**What is needed:**
Restate the records that follow word for word; no pictures should appear.

**Data lines:**
┌──

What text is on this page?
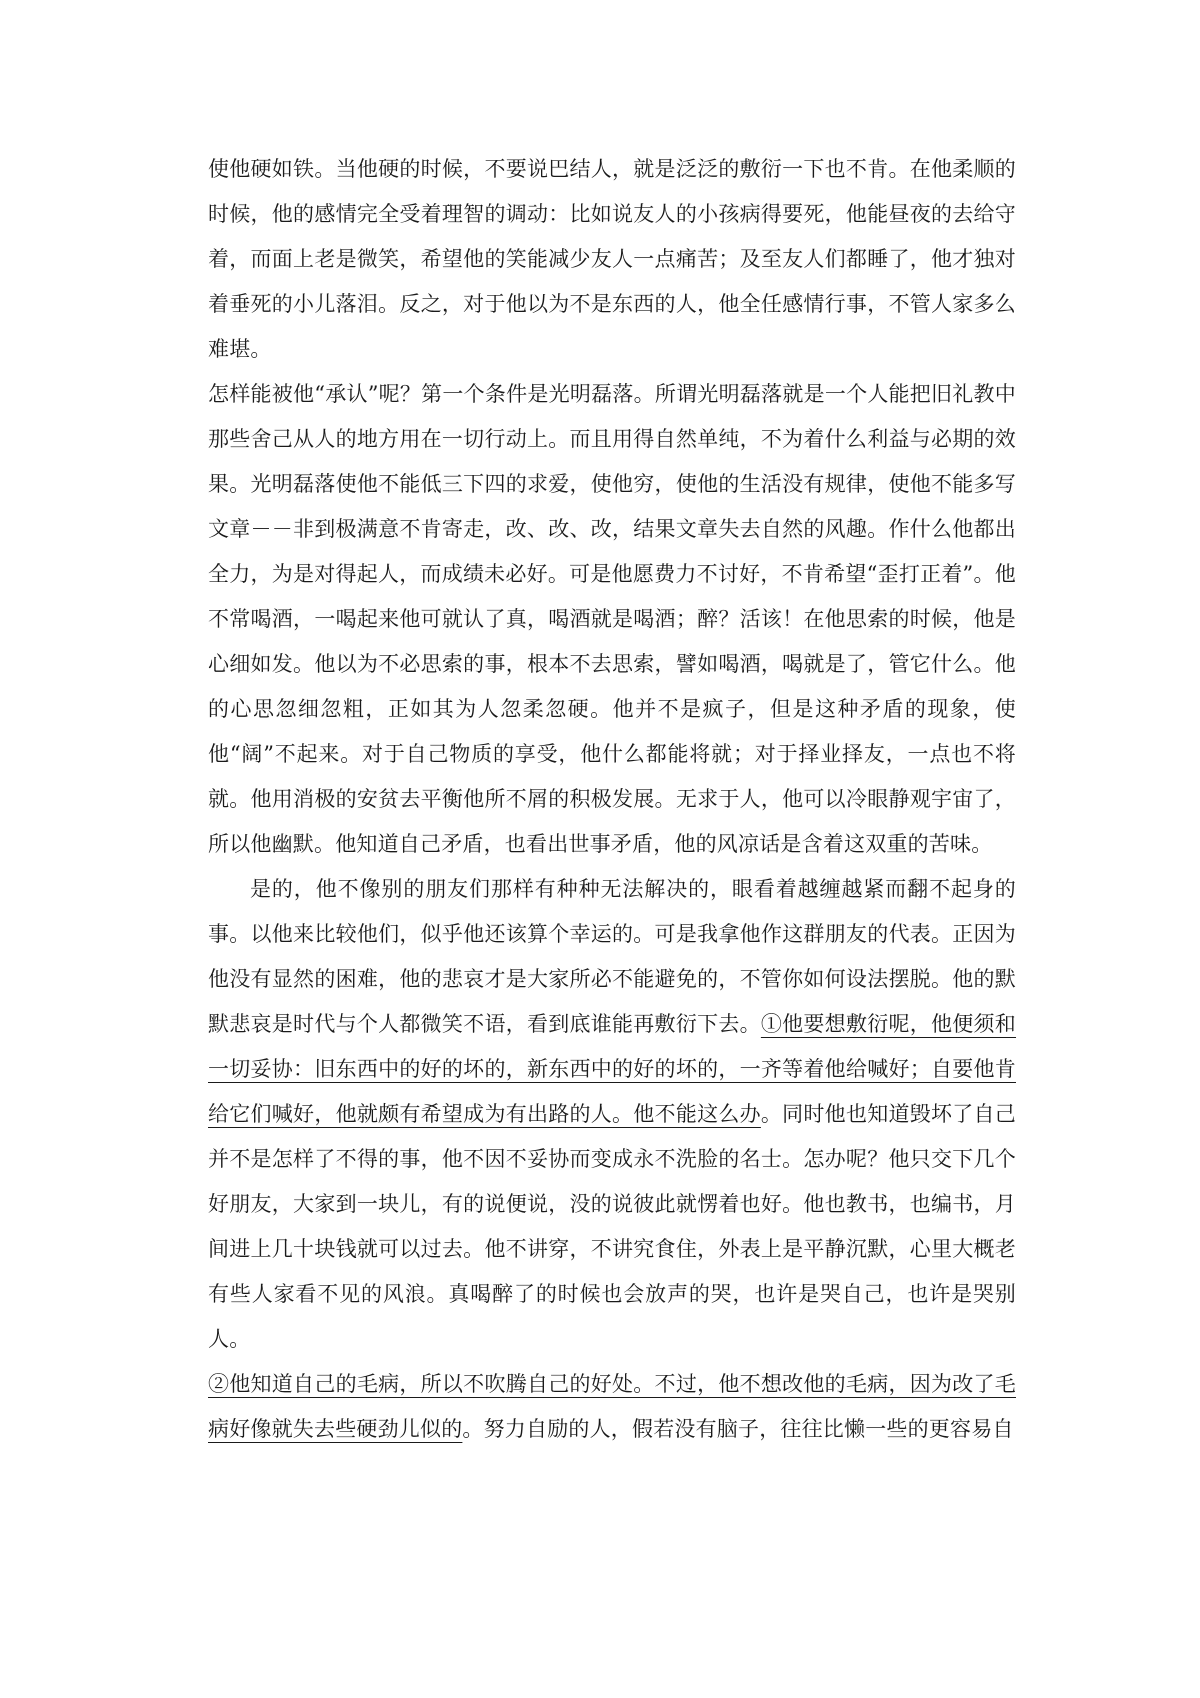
使他硬如铁。当他硬的时候，不要说巴结人，就是泛泛的敷衍一下也不肯。在他柔顺的时候，他的感情完全受着理智的调动：比如说友人的小孩病得要死，他能昼夜的去给守着，而面上老是微笑，希望他的笑能减少友人一点痛苦；及至友人们都睡了，他才独对着垂死的小儿落泪。反之，对于他以为不是东西的人，他全任感情行事，不管人家多么难堪。

怎样能被他“承认”呢？第一个条件是光明磊落。所谓光明磊落就是一个人能把旧礼教中那些舍己从人的地方用在一切行动上。而且用得自然单纯，不为着什么利益与必期的效果。光明磊落使他不能低三下四的求爱，使他穷，使他的生活没有规律，使他不能多写文章－－非到极满意不肯寄走，改、改、改，结果文章失去自然的风趣。作什么他都出全力，为是对得起人，而成绩未必好。可是他愿费力不讨好，不肯希望“歪打正着”。他不常喝酒，一喝起来他可就认了真，喝酒就是喝酒；醉？活该！在他思索的时候，他是心细如发。他以为不必思索的事，根本不去思索，譬如喝酒，喝就是了，管它什么。他的心思忽细忽粗，正如其为人忽柔忽硬。他并不是疯子，但是这种矛盾的现象，使他“阔”不起来。对于自己物质的享受，他什么都能将就；对于择业择友，一点也不将就。他用消极的安贫去平衡他所不屑的积极发展。无求于人，他可以冷眼静观宇宙了，所以他幽默。他知道自己矛盾，也看出世事矛盾，他的风凉话是含着这双重的苦味。

是的，他不像别的朋友们那样有种种无法解决的，眼看着越缠越紧而翻不起身的事。以他来比较他们，似乎他还该算个幸运的。可是我拿他作这群朋友的代表。正因为他没有显然的困难，他的悲哀才是大家所必不能避免的，不管你如何设法摆脱。他的默默悲哀是时代与个人都微笑不语，看到底谁能再敷衍下去。①他要想敷衍呢，他便须和一切妥协：旧东西中的好的坏的，新东西中的好的坏的，一齐等着他给喊好；自要他肯给它们喊好，他就颇有希望成为有出路的人。他不能这么办。同时他也知道毁坏了自己并不是怎样了不得的事，他不因不妥协而变成永不洗脸的名士。怎办呢？他只交下几个好朋友，大家到一块儿，有的说便说，没的说彼此就愣着也好。他也教书，也编书，月间进上几十块钱就可以过去。他不讲穿，不讲究食住，外表上是平静沉默，心里大概老有些人家看不见的风浪。真喝醉了的时候也会放声的哭，也许是哭自己，也许是哭别人。

②他知道自己的毛病，所以不吹腾自己的好处。不过，他不想改他的毛病，因为改了毛病好像就失去些硬劲儿似的。努力自励的人，假若没有脑子，往往比懒一些的更容易自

└──

**Complete output:**
What text is on this page?
使他硬如铁。当他硬的时候，不要说巴结人，就是泛泛的敷衍一下也不肯。在他柔顺的时候，他的感情完全受着理智的调动：比如说友人的小孩病得要死，他能昼夜的去给守着，而面上老是微笑，希望他的笑能减少友人一点痛苦；及至友人们都睡了，他才独对着垂死的小儿落泪。反之，对于他以为不是东西的人，他全任感情行事，不管人家多么难堪。

怎样能被他“承认”呢？第一个条件是光明磊落。所谓光明磊落就是一个人能把旧礼教中那些舍己从人的地方用在一切行动上。而且用得自然单纯，不为着什么利益与必期的效果。光明磊落使他不能低三下四的求爱，使他穷，使他的生活没有规律，使他不能多写文章－－非到极满意不肯寄走，改、改、改，结果文章失去自然的风趣。作什么他都出全力，为是对得起人，而成绩未必好。可是他愿费力不讨好，不肯希望“歪打正着”。他不常喝酒，一喝起来他可就认了真，喝酒就是喝酒；醉？活该！在他思索的时候，他是心细如发。他以为不必思索的事，根本不去思索，譬如喝酒，喝就是了，管它什么。他的心思忽细忽粗，正如其为人忽柔忽硬。他并不是疯子，但是这种矛盾的现象，使他“阔”不起来。对于自己物质的享受，他什么都能将就；对于择业择友，一点也不将就。他用消极的安贫去平衡他所不屑的积极发展。无求于人，他可以冷眼静观宇宙了，所以他幽默。他知道自己矛盾，也看出世事矛盾，他的风凉话是含着这双重的苦味。

是的，他不像别的朋友们那样有种种无法解决的，眼看着越缠越紧而翻不起身的事。以他来比较他们，似乎他还该算个幸运的。可是我拿他作这群朋友的代表。正因为他没有显然的困难，他的悲哀才是大家所必不能避免的，不管你如何设法摆脱。他的默默悲哀是时代与个人都微笑不语，看到底谁能再敷衍下去。①他要想敷衍呢，他便须和一切妥协：旧东西中的好的坏的，新东西中的好的坏的，一齐等着他给喊好；自要他肯给它们喊好，他就颇有希望成为有出路的人。他不能这么办。同时他也知道毁坏了自己并不是怎样了不得的事，他不因不妥协而变成永不洗脸的名士。怎办呢？他只交下几个好朋友，大家到一块儿，有的说便说，没的说彼此就愣着也好。他也教书，也编书，月间进上几十块钱就可以过去。他不讲穿，不讲究食住，外表上是平静沉默，心里大概老有些人家看不见的风浪。真喝醉了的时候也会放声的哭，也许是哭自己，也许是哭别人。

②他知道自己的毛病，所以不吹腾自己的好处。不过，他不想改他的毛病，因为改了毛病好像就失去些硬劲儿似的。努力自励的人，假若没有脑子，往往比懒一些的更容易自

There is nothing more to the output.